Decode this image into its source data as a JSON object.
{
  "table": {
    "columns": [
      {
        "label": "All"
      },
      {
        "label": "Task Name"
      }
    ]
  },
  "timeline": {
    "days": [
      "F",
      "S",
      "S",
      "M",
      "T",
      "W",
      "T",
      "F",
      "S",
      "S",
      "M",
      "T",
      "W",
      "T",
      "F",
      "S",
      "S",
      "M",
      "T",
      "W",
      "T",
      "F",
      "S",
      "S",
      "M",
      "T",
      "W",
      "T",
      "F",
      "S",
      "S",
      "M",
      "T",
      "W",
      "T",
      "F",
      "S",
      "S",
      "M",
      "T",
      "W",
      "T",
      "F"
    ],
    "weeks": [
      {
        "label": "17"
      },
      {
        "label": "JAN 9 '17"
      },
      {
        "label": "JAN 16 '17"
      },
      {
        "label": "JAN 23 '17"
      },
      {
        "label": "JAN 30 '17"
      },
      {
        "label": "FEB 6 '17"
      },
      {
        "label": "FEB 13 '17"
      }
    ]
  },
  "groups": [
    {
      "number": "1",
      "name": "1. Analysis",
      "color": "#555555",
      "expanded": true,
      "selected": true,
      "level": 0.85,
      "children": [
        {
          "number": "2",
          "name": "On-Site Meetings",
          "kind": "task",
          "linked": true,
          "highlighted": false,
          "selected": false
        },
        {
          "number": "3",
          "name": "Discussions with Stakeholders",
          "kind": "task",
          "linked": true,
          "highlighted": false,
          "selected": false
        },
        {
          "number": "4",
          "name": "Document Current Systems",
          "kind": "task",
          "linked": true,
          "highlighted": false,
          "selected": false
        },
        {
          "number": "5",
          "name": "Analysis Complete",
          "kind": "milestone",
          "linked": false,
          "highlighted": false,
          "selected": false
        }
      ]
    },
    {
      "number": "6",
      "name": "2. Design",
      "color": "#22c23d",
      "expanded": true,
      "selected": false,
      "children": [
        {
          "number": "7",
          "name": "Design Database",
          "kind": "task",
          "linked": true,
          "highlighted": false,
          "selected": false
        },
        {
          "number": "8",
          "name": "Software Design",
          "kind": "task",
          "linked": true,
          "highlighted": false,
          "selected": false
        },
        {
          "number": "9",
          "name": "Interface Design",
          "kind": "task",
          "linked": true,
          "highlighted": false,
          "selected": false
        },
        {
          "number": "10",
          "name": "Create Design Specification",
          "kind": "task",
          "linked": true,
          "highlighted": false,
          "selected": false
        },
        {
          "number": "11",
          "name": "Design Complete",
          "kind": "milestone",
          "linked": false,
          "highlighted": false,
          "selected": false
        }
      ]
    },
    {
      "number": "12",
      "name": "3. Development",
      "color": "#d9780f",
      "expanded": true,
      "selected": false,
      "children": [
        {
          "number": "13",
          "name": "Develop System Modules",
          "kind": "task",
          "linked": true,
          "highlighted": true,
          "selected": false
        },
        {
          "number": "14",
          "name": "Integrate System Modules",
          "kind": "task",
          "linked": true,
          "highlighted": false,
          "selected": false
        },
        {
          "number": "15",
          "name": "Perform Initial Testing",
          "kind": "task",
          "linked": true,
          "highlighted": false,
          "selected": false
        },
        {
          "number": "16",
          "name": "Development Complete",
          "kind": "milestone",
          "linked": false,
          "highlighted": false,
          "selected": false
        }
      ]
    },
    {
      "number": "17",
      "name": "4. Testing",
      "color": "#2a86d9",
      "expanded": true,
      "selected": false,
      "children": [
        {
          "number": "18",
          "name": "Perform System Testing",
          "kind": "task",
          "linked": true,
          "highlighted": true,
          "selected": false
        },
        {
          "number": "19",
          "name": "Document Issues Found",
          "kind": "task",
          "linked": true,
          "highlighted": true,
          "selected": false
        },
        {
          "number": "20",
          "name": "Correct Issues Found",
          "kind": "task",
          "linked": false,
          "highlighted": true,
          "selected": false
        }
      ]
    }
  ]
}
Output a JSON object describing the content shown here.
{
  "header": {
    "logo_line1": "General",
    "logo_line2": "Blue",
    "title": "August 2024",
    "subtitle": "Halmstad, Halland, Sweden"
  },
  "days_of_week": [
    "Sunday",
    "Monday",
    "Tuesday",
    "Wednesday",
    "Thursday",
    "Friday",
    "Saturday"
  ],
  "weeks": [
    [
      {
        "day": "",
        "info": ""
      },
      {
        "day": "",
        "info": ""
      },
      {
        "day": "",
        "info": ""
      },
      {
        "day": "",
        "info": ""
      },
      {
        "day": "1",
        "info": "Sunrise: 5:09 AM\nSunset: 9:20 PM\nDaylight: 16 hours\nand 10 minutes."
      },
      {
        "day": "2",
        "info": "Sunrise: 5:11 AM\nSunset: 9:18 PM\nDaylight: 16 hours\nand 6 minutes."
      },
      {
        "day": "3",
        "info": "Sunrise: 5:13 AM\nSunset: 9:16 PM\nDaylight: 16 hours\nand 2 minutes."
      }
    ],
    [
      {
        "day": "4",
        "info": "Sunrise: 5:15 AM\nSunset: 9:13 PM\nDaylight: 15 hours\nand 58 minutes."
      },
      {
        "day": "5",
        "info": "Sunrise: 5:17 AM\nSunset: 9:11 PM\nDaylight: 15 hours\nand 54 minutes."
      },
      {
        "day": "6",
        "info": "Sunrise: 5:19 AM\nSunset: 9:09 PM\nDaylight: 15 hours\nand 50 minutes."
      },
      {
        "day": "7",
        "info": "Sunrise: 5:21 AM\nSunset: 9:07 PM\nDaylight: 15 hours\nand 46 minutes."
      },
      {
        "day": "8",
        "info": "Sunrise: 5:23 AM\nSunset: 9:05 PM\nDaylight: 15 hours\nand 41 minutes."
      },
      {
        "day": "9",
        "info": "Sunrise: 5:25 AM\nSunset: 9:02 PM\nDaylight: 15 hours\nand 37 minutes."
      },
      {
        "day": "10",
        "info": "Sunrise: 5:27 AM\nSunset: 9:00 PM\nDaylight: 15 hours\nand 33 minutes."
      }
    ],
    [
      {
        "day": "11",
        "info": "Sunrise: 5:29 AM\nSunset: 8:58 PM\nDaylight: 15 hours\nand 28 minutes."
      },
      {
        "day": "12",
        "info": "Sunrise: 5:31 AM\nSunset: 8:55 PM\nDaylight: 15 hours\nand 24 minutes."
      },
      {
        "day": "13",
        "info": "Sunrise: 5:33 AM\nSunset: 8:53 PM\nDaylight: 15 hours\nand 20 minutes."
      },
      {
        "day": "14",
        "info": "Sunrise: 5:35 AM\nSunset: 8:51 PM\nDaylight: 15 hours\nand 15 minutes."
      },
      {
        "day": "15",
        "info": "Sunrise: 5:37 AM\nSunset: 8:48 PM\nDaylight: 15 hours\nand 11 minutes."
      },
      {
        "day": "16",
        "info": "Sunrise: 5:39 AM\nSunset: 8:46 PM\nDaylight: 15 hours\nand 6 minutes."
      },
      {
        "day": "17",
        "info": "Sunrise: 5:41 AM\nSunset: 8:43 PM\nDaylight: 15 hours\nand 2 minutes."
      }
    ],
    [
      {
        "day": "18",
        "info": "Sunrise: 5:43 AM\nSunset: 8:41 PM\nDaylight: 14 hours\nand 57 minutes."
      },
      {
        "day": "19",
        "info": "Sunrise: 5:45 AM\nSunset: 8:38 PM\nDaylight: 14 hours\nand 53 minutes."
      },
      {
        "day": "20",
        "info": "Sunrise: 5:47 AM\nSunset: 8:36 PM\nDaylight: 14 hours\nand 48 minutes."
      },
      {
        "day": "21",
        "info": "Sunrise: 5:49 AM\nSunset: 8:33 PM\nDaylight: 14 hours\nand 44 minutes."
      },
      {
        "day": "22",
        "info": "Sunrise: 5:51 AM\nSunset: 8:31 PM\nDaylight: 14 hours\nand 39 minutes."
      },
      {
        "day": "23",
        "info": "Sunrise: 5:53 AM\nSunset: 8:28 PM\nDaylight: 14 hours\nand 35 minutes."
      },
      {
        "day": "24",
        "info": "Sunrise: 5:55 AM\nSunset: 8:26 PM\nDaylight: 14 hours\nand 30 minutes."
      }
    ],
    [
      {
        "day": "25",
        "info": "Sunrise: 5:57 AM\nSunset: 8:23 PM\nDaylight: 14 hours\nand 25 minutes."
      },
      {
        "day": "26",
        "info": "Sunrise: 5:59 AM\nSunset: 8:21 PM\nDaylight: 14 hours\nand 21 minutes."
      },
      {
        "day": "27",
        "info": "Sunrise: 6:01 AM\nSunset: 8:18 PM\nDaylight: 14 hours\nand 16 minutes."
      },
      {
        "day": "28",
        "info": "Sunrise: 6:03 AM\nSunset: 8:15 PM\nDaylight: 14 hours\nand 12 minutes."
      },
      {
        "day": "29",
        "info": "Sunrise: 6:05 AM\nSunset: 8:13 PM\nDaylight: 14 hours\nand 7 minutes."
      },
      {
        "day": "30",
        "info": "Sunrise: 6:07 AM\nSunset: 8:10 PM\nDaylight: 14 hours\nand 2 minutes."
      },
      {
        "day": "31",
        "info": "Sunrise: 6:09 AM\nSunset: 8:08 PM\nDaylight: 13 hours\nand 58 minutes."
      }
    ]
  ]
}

___

Show the lines of the material that contain the word "Modules".

* _IN RESPONSE_
          "name": "Develop System Modules",
          "name": "Integrate System Modules",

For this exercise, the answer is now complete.